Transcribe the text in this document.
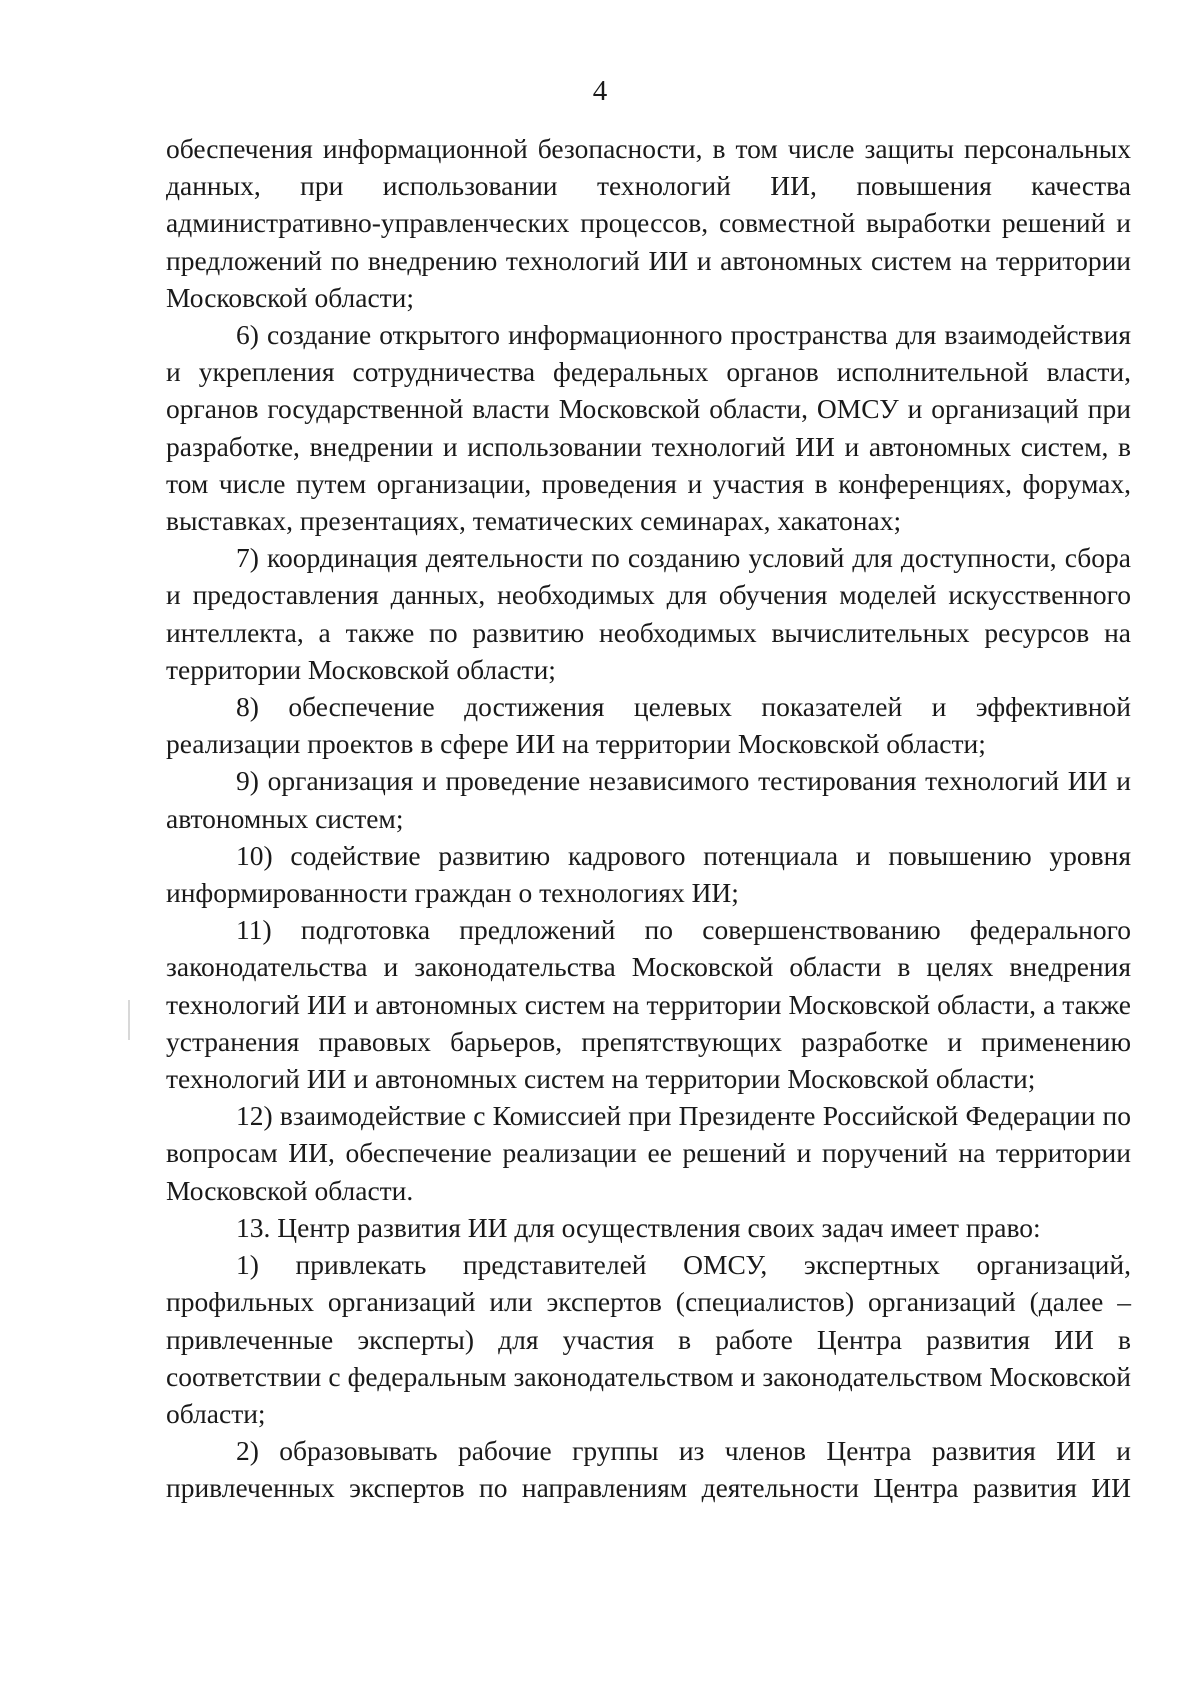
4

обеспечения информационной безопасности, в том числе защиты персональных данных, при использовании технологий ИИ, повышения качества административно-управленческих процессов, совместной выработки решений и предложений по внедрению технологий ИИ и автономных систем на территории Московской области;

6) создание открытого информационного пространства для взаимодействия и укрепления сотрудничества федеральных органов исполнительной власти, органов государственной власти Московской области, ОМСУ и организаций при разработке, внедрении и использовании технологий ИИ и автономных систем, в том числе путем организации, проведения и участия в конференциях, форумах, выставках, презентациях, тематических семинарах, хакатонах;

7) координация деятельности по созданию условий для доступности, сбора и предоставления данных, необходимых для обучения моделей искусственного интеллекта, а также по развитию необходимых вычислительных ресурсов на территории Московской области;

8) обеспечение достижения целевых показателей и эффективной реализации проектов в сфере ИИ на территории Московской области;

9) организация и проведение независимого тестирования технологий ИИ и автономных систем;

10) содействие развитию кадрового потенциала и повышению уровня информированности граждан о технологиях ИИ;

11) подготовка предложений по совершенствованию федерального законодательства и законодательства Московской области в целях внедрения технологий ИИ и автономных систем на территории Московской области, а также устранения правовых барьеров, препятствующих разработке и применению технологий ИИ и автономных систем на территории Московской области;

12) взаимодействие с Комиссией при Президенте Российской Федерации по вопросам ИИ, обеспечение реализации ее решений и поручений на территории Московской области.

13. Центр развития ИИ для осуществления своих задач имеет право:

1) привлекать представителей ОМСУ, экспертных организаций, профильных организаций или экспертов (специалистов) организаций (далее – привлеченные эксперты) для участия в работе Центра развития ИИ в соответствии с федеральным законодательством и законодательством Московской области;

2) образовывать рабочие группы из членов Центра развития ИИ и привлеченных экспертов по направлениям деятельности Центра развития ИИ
--
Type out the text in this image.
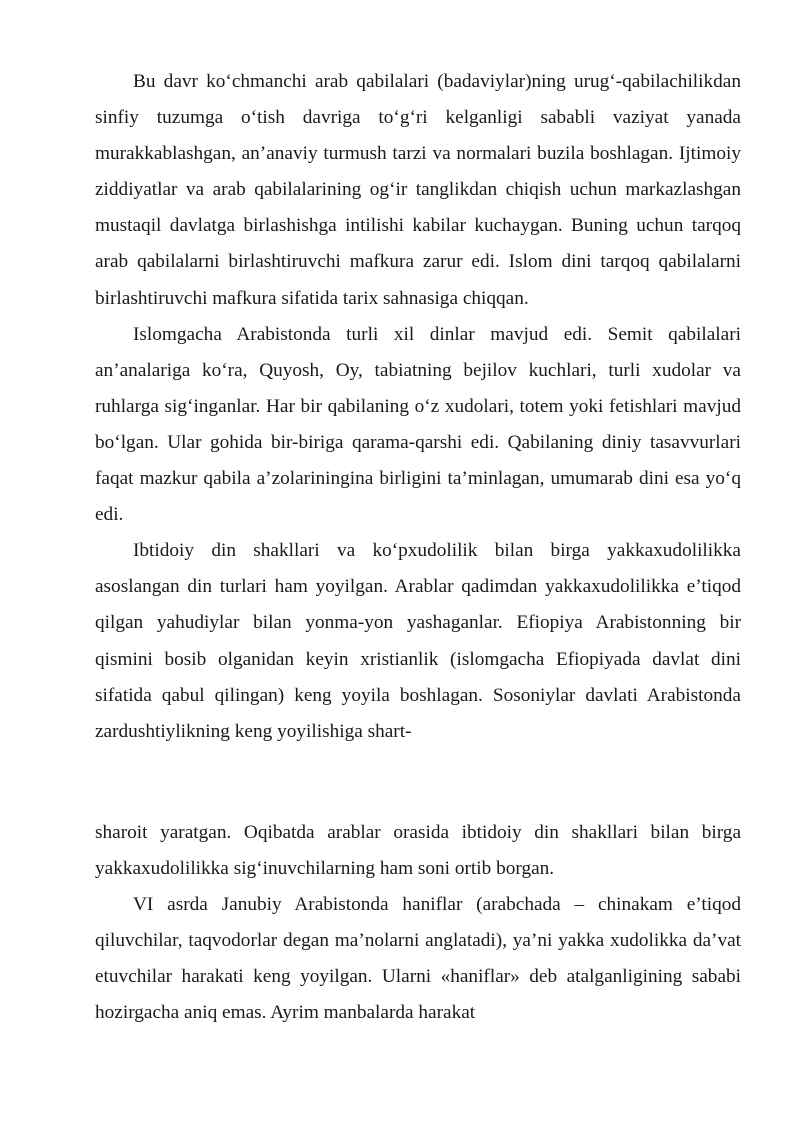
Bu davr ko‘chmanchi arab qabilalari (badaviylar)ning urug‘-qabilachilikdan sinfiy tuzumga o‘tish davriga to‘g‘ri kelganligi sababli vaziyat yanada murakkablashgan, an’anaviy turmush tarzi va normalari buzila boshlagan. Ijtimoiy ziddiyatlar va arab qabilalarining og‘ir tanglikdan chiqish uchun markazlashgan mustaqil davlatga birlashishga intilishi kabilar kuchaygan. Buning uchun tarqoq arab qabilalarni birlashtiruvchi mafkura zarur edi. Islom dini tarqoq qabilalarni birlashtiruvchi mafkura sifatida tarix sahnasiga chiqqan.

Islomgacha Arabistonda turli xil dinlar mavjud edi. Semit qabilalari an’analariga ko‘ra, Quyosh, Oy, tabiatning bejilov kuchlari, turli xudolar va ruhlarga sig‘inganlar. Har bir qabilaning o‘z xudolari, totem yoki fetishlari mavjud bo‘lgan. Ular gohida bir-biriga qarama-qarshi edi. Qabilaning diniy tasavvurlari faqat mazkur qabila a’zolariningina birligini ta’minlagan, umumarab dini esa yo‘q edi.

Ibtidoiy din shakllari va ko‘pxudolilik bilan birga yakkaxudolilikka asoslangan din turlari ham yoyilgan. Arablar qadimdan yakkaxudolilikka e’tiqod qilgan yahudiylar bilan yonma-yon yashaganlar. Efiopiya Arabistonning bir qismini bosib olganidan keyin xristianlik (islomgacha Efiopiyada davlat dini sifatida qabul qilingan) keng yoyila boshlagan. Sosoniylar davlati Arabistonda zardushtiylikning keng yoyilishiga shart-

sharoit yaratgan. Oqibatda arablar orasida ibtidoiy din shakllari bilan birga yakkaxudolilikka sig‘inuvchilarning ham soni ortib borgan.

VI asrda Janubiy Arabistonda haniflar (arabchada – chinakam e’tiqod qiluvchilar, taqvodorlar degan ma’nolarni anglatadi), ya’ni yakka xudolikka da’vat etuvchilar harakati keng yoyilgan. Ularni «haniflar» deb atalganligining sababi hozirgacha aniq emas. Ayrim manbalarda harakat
...
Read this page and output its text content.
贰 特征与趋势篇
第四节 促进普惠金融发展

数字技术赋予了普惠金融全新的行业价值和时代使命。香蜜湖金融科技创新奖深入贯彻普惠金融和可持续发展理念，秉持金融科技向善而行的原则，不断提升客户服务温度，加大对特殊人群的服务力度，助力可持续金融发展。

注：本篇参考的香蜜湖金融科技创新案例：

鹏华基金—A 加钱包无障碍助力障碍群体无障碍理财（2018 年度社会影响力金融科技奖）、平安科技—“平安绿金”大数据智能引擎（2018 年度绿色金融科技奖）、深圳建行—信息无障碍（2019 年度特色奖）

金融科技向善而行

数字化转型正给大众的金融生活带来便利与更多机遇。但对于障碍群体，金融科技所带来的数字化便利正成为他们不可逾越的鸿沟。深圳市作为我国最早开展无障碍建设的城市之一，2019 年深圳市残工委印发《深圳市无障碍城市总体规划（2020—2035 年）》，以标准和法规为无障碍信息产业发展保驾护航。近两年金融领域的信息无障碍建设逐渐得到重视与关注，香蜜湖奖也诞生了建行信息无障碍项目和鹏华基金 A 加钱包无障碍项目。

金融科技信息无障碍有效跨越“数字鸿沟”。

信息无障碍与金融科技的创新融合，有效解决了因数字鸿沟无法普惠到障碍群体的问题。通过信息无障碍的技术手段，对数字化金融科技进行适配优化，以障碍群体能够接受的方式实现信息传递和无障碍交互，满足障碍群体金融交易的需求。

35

_WHAT YOU WILL DO_:
List every line above that contains the word "экспертов".

_FINISHED EXERCISE_:
1) привлекать представителей ОМСУ, экспертных организаций, профильных организаций или экспертов (специалистов) организаций (далее – привлеченные эксперты) для участия в работе Центра развития ИИ в соответствии с федеральным законодательством и законодательством Московской области;
2) образовывать рабочие группы из членов Центра развития ИИ и привлеченных экспертов по направлениям деятельности Центра развития ИИ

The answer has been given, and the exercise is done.